Work required => Scan the listing below. Report each line that includes "credentialResponse".

Dataset items =>
----------

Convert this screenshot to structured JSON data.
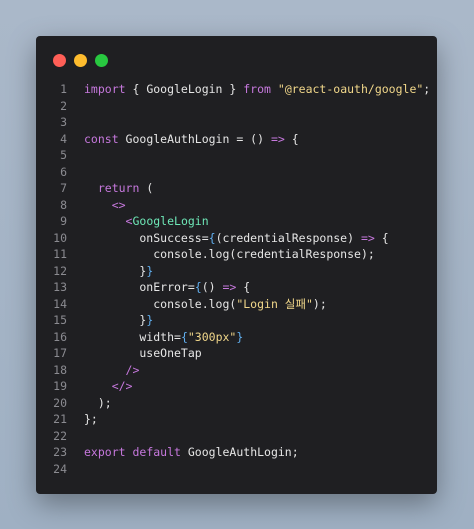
{
  "window": {
    "traffic_lights": [
      "close",
      "minimize",
      "maximize"
    ]
  },
  "code_lines": [
    {
      "n": "1",
      "segments": [
        {
          "t": "import",
          "c": "kw"
        },
        {
          "t": " { GoogleLogin } ",
          "c": "plain"
        },
        {
          "t": "from",
          "c": "kw"
        },
        {
          "t": " ",
          "c": "plain"
        },
        {
          "t": "\"@react-oauth/google\"",
          "c": "str"
        },
        {
          "t": ";",
          "c": "plain"
        }
      ]
    },
    {
      "n": "2",
      "segments": []
    },
    {
      "n": "3",
      "segments": []
    },
    {
      "n": "4",
      "segments": [
        {
          "t": "const",
          "c": "kw"
        },
        {
          "t": " GoogleAuthLogin = () ",
          "c": "plain"
        },
        {
          "t": "=>",
          "c": "arrow"
        },
        {
          "t": " {",
          "c": "plain"
        }
      ]
    },
    {
      "n": "5",
      "segments": []
    },
    {
      "n": "6",
      "segments": []
    },
    {
      "n": "7",
      "segments": [
        {
          "t": "  ",
          "c": "plain"
        },
        {
          "t": "return",
          "c": "kw"
        },
        {
          "t": " (",
          "c": "plain"
        }
      ]
    },
    {
      "n": "8",
      "segments": [
        {
          "t": "    ",
          "c": "plain"
        },
        {
          "t": "<>",
          "c": "tag"
        }
      ]
    },
    {
      "n": "9",
      "segments": [
        {
          "t": "      ",
          "c": "plain"
        },
        {
          "t": "<",
          "c": "tag"
        },
        {
          "t": "GoogleLogin",
          "c": "tagname"
        }
      ]
    },
    {
      "n": "10",
      "segments": [
        {
          "t": "        onSuccess=",
          "c": "plain"
        },
        {
          "t": "{",
          "c": "brace"
        },
        {
          "t": "(credentialResponse) ",
          "c": "plain"
        },
        {
          "t": "=>",
          "c": "arrow"
        },
        {
          "t": " {",
          "c": "plain"
        }
      ]
    },
    {
      "n": "11",
      "segments": [
        {
          "t": "          console.log(credentialResponse);",
          "c": "plain"
        }
      ]
    },
    {
      "n": "12",
      "segments": [
        {
          "t": "        }",
          "c": "plain"
        },
        {
          "t": "}",
          "c": "brace"
        }
      ]
    },
    {
      "n": "13",
      "segments": [
        {
          "t": "        onError=",
          "c": "plain"
        },
        {
          "t": "{",
          "c": "brace"
        },
        {
          "t": "() ",
          "c": "plain"
        },
        {
          "t": "=>",
          "c": "arrow"
        },
        {
          "t": " {",
          "c": "plain"
        }
      ]
    },
    {
      "n": "14",
      "segments": [
        {
          "t": "          console.log(",
          "c": "plain"
        },
        {
          "t": "\"Login 실패\"",
          "c": "str"
        },
        {
          "t": ");",
          "c": "plain"
        }
      ]
    },
    {
      "n": "15",
      "segments": [
        {
          "t": "        }",
          "c": "plain"
        },
        {
          "t": "}",
          "c": "brace"
        }
      ]
    },
    {
      "n": "16",
      "segments": [
        {
          "t": "        width=",
          "c": "plain"
        },
        {
          "t": "{",
          "c": "brace"
        },
        {
          "t": "\"300px\"",
          "c": "str"
        },
        {
          "t": "}",
          "c": "brace"
        }
      ]
    },
    {
      "n": "17",
      "segments": [
        {
          "t": "        useOneTap",
          "c": "plain"
        }
      ]
    },
    {
      "n": "18",
      "segments": [
        {
          "t": "      ",
          "c": "plain"
        },
        {
          "t": "/>",
          "c": "tag"
        }
      ]
    },
    {
      "n": "19",
      "segments": [
        {
          "t": "    ",
          "c": "plain"
        },
        {
          "t": "</>",
          "c": "tag"
        }
      ]
    },
    {
      "n": "20",
      "segments": [
        {
          "t": "  );",
          "c": "plain"
        }
      ]
    },
    {
      "n": "21",
      "segments": [
        {
          "t": "};",
          "c": "plain"
        }
      ]
    },
    {
      "n": "22",
      "segments": []
    },
    {
      "n": "23",
      "segments": [
        {
          "t": "export",
          "c": "kw"
        },
        {
          "t": " ",
          "c": "plain"
        },
        {
          "t": "default",
          "c": "kw"
        },
        {
          "t": " GoogleAuthLogin;",
          "c": "plain"
        }
      ]
    },
    {
      "n": "24",
      "segments": []
    }
  ]
}
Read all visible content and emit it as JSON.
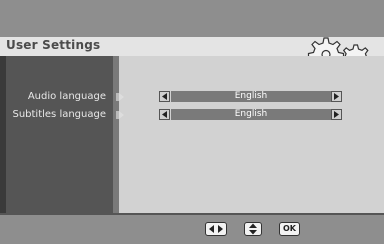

----------

Written answer =>
          "t": "(credentialResponse) ",
          "t": "          console.log(credentialResponse);",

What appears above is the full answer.